---------- Data excerpts

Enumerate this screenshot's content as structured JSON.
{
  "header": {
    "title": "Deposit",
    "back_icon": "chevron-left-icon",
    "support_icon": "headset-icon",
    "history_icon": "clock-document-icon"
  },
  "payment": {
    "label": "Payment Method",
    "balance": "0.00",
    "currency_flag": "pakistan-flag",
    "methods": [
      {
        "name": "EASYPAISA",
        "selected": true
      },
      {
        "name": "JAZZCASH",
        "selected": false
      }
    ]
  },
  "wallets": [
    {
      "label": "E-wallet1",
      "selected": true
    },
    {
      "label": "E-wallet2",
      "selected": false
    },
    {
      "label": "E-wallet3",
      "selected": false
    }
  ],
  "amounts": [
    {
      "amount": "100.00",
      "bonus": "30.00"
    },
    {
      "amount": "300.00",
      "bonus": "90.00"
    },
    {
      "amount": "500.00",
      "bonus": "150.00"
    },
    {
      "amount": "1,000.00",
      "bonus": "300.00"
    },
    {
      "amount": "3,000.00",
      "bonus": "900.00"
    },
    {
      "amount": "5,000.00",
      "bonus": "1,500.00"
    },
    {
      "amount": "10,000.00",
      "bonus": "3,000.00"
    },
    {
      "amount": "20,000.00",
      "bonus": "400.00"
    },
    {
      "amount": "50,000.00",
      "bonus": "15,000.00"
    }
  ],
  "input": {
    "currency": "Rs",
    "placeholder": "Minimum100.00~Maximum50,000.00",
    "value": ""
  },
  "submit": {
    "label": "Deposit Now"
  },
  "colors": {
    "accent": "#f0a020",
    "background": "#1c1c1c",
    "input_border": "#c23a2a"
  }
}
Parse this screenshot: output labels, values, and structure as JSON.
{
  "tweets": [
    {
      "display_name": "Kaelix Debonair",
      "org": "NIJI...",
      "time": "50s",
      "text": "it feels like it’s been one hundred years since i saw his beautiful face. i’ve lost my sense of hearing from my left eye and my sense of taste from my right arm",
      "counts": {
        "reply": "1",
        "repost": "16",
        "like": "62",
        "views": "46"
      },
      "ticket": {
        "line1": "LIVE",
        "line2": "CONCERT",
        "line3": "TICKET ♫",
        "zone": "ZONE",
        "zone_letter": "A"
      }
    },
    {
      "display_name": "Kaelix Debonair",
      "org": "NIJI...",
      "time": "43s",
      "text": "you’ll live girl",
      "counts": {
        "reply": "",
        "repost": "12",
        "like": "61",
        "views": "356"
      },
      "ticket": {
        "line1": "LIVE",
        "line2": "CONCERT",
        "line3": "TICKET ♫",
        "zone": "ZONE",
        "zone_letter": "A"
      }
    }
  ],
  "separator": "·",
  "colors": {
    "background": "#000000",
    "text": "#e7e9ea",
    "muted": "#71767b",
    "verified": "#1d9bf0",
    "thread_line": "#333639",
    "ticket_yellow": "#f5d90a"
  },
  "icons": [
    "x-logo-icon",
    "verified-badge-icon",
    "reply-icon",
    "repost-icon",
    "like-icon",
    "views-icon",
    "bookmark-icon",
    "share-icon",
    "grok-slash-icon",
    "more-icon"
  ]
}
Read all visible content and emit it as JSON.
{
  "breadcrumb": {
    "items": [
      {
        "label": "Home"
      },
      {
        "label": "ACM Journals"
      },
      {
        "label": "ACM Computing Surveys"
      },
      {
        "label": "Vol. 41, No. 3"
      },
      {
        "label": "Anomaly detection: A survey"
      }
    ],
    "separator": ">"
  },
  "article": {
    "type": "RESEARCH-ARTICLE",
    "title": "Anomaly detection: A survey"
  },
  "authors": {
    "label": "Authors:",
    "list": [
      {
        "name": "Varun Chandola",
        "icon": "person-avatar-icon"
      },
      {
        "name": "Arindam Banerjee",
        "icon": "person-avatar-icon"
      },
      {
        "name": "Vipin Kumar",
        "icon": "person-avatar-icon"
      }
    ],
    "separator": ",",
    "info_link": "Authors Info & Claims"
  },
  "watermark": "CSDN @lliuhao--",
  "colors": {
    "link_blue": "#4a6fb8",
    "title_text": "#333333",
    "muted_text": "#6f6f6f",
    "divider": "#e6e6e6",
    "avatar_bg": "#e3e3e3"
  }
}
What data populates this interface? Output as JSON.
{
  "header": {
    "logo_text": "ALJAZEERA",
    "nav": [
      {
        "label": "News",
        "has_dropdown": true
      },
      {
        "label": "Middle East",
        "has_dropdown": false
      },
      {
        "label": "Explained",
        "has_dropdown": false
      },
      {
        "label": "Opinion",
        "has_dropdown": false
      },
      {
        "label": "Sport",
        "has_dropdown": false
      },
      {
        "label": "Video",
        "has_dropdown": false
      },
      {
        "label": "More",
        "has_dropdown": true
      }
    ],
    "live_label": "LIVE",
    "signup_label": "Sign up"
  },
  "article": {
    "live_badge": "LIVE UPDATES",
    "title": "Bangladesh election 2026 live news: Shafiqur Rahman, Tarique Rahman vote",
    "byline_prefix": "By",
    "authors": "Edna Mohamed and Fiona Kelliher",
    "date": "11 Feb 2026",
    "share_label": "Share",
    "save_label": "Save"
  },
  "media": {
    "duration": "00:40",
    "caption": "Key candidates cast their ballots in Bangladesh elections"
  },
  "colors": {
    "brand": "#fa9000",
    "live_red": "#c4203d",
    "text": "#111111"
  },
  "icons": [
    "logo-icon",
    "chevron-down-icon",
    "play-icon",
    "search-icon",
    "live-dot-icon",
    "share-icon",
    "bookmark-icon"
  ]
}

--------------------

_What the task asks_. Copy the material above back out, exactly as written.

_Exercise response_.
Enumerate this screenshot's content as structured JSON.
{
  "header": {
    "title": "Deposit",
    "back_icon": "chevron-left-icon",
    "support_icon": "headset-icon",
    "history_icon": "clock-document-icon"
  },
  "payment": {
    "label": "Payment Method",
    "balance": "0.00",
    "currency_flag": "pakistan-flag",
    "methods": [
      {
        "name": "EASYPAISA",
        "selected": true
      },
      {
        "name": "JAZZCASH",
        "selected": false
      }
    ]
  },
  "wallets": [
    {
      "label": "E-wallet1",
      "selected": true
    },
    {
      "label": "E-wallet2",
      "selected": false
    },
    {
      "label": "E-wallet3",
      "selected": false
    }
  ],
  "amounts": [
    {
      "amount": "100.00",
      "bonus": "30.00"
    },
    {
      "amount": "300.00",
      "bonus": "90.00"
    },
    {
      "amount": "500.00",
      "bonus": "150.00"
    },
    {
      "amount": "1,000.00",
      "bonus": "300.00"
    },
    {
      "amount": "3,000.00",
      "bonus": "900.00"
    },
    {
      "amount": "5,000.00",
      "bonus": "1,500.00"
    },
    {
      "amount": "10,000.00",
      "bonus": "3,000.00"
    },
    {
      "amount": "20,000.00",
      "bonus": "400.00"
    },
    {
      "amount": "50,000.00",
      "bonus": "15,000.00"
    }
  ],
  "input": {
    "currency": "Rs",
    "placeholder": "Minimum100.00~Maximum50,000.00",
    "value": ""
  },
  "submit": {
    "label": "Deposit Now"
  },
  "colors": {
    "accent": "#f0a020",
    "background": "#1c1c1c",
    "input_border": "#c23a2a"
  }
}
Parse this screenshot: output labels, values, and structure as JSON.
{
  "tweets": [
    {
      "display_name": "Kaelix Debonair",
      "org": "NIJI...",
      "time": "50s",
      "text": "it feels like it’s been one hundred years since i saw his beautiful face. i’ve lost my sense of hearing from my left eye and my sense of taste from my right arm",
      "counts": {
        "reply": "1",
        "repost": "16",
        "like": "62",
        "views": "46"
      },
      "ticket": {
        "line1": "LIVE",
        "line2": "CONCERT",
        "line3": "TICKET ♫",
        "zone": "ZONE",
        "zone_letter": "A"
      }
    },
    {
      "display_name": "Kaelix Debonair",
      "org": "NIJI...",
      "time": "43s",
      "text": "you’ll live girl",
      "counts": {
        "reply": "",
        "repost": "12",
        "like": "61",
        "views": "356"
      },
      "ticket": {
        "line1": "LIVE",
        "line2": "CONCERT",
        "line3": "TICKET ♫",
        "zone": "ZONE",
        "zone_letter": "A"
      }
    }
  ],
  "separator": "·",
  "colors": {
    "background": "#000000",
    "text": "#e7e9ea",
    "muted": "#71767b",
    "verified": "#1d9bf0",
    "thread_line": "#333639",
    "ticket_yellow": "#f5d90a"
  },
  "icons": [
    "x-logo-icon",
    "verified-badge-icon",
    "reply-icon",
    "repost-icon",
    "like-icon",
    "views-icon",
    "bookmark-icon",
    "share-icon",
    "grok-slash-icon",
    "more-icon"
  ]
}
Read all visible content and emit it as JSON.
{
  "breadcrumb": {
    "items": [
      {
        "label": "Home"
      },
      {
        "label": "ACM Journals"
      },
      {
        "label": "ACM Computing Surveys"
      },
      {
        "label": "Vol. 41, No. 3"
      },
      {
        "label": "Anomaly detection: A survey"
      }
    ],
    "separator": ">"
  },
  "article": {
    "type": "RESEARCH-ARTICLE",
    "title": "Anomaly detection: A survey"
  },
  "authors": {
    "label": "Authors:",
    "list": [
      {
        "name": "Varun Chandola",
        "icon": "person-avatar-icon"
      },
      {
        "name": "Arindam Banerjee",
        "icon": "person-avatar-icon"
      },
      {
        "name": "Vipin Kumar",
        "icon": "person-avatar-icon"
      }
    ],
    "separator": ",",
    "info_link": "Authors Info & Claims"
  },
  "watermark": "CSDN @lliuhao--",
  "colors": {
    "link_blue": "#4a6fb8",
    "title_text": "#333333",
    "muted_text": "#6f6f6f",
    "divider": "#e6e6e6",
    "avatar_bg": "#e3e3e3"
  }
}
What data populates this interface? Output as JSON.
{
  "header": {
    "logo_text": "ALJAZEERA",
    "nav": [
      {
        "label": "News",
        "has_dropdown": true
      },
      {
        "label": "Middle East",
        "has_dropdown": false
      },
      {
        "label": "Explained",
        "has_dropdown": false
      },
      {
        "label": "Opinion",
        "has_dropdown": false
      },
      {
        "label": "Sport",
        "has_dropdown": false
      },
      {
        "label": "Video",
        "has_dropdown": false
      },
      {
        "label": "More",
        "has_dropdown": true
      }
    ],
    "live_label": "LIVE",
    "signup_label": "Sign up"
  },
  "article": {
    "live_badge": "LIVE UPDATES",
    "title": "Bangladesh election 2026 live news: Shafiqur Rahman, Tarique Rahman vote",
    "byline_prefix": "By",
    "authors": "Edna Mohamed and Fiona Kelliher",
    "date": "11 Feb 2026",
    "share_label": "Share",
    "save_label": "Save"
  },
  "media": {
    "duration": "00:40",
    "caption": "Key candidates cast their ballots in Bangladesh elections"
  },
  "colors": {
    "brand": "#fa9000",
    "live_red": "#c4203d",
    "text": "#111111"
  },
  "icons": [
    "logo-icon",
    "chevron-down-icon",
    "play-icon",
    "search-icon",
    "live-dot-icon",
    "share-icon",
    "bookmark-icon"
  ]
}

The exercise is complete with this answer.